───── Texto para revisão ─────

Economia

Venezuela desiste da compra do ferry "Atlântida"

Venezuela desiste da compra do ferry "Atlântida"

O Governo da Venezuela já comunicou oficialmente à administração da Empordef que deixou de estar interessado na compra do ferryboat "Atlântida", disse, esta sexta-feira, à Agência Lusa o secretário-geral da 'holding' das indústrias de defesa.

O acordo para a venda do navio, encomendado e posteriormente rejeitado pelo Governo Regional dos Açores aos Estaleiros Navais de Viana do Castelo (ENVC), foi anunciado publicamente pelo Governo português e pelo executivo de Chavez, a 20 de Fevereiro deste ano.

Previa a compra do navio por 42,5 milhões de euros, num negócio que foi impulsionado pelo próprio líder venezuelano, que visitou a empresa, em Viana do Castelo, no ano passado.

─────

Questões:
**1)** Copie da notícia sobre a desistência da Venezuela na compra do ferry Atlântida o trecho entre "O acordo para" e "no ano passado.", inclusive.
**2)** Prossiga a redação da notícia sobre a desistência da Venezuela na compra do ferry Atlântida a partir do ponto em que termina.

───── Dados para análise ─────

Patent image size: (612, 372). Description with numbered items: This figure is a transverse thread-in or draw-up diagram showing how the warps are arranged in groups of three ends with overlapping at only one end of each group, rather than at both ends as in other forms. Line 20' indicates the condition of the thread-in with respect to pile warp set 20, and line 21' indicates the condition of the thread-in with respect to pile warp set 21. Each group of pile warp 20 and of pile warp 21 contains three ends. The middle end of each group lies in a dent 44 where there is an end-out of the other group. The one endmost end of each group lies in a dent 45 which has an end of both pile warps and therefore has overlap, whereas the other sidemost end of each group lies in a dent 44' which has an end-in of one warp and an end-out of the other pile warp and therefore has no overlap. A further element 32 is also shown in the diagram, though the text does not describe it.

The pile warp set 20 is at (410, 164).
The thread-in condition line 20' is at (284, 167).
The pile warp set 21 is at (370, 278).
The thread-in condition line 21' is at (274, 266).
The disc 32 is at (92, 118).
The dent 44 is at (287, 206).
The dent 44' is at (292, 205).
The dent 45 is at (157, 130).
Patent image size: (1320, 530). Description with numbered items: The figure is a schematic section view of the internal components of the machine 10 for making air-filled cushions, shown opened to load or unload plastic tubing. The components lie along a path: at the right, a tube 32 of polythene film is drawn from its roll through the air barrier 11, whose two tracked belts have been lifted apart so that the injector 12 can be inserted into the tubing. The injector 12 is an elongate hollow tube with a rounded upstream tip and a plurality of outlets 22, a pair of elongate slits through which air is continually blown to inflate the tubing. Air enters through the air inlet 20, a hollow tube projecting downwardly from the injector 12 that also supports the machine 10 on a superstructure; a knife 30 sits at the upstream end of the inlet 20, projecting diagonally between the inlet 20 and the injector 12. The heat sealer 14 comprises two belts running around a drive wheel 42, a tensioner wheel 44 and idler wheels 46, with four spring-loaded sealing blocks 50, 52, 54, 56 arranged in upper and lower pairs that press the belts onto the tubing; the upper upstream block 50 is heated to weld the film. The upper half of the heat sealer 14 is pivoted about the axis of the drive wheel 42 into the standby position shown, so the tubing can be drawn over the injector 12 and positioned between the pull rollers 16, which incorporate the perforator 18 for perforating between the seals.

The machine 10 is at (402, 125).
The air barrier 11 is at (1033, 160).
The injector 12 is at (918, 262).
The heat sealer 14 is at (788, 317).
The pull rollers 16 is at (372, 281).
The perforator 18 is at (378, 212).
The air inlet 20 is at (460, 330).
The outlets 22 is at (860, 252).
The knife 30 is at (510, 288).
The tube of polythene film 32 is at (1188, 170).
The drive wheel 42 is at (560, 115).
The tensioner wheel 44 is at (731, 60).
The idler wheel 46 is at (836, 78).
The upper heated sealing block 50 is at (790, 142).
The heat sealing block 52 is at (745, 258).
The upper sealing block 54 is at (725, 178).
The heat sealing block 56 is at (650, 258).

─────

Respostas por tarefa:
**1)**
O acordo para a venda do navio, encomendado e posteriormente rejeitado pelo Governo Regional dos Açores aos Estaleiros Navais de Viana do Castelo (ENVC), foi anunciado publicamente pelo Governo português e pelo executivo de Chavez, a 20 de Fevereiro deste ano.

Previa a compra do navio por 42,5 milhões de euros, num negócio que foi impulsionado pelo próprio líder venezuelano, que visitou a empresa, em Viana do Castelo, no ano passado.

**2)**
A "desistência oficial" do negócio por parte da Venezuela foi agora confirmada à Empordef, que tutela os ENVC.

"A Venezuela informou-nos de que o negócio está fora de hipótese. Oficialmente já não querem o navio", afirmou esta sexta-feira à Lusa o secretário-geral da Empordef, Luís Rochartre Álvares, sem adiantar motivos para esta posição.

Desde 28 de Agosto que o navio está ancorado no Arsenal do Alfeite, depois de provas de mar na viagem de Viana do Castelo, que segundo fonte do Ministério da Defesa foram "um sucesso".

Em Junho passado, o então presidente do Conselho de Administração dos ENVC, Carlos Veiga Anjos, admitiu que a venda do "Atlântida" à Venezuela, acordada anteriormente, continuava, afinal, num impasse, apesar de a entrega ter estado prevista para o Verão, depois da sua reconversão em navio cruzeiro.

O "Atlântida" tem capacidade para transportar 150 viaturas, a adaptação a navio cruzeiro, para fins turísticos, previa a eliminação dessa valência passando a dispor de camarotes para 300 pessoas.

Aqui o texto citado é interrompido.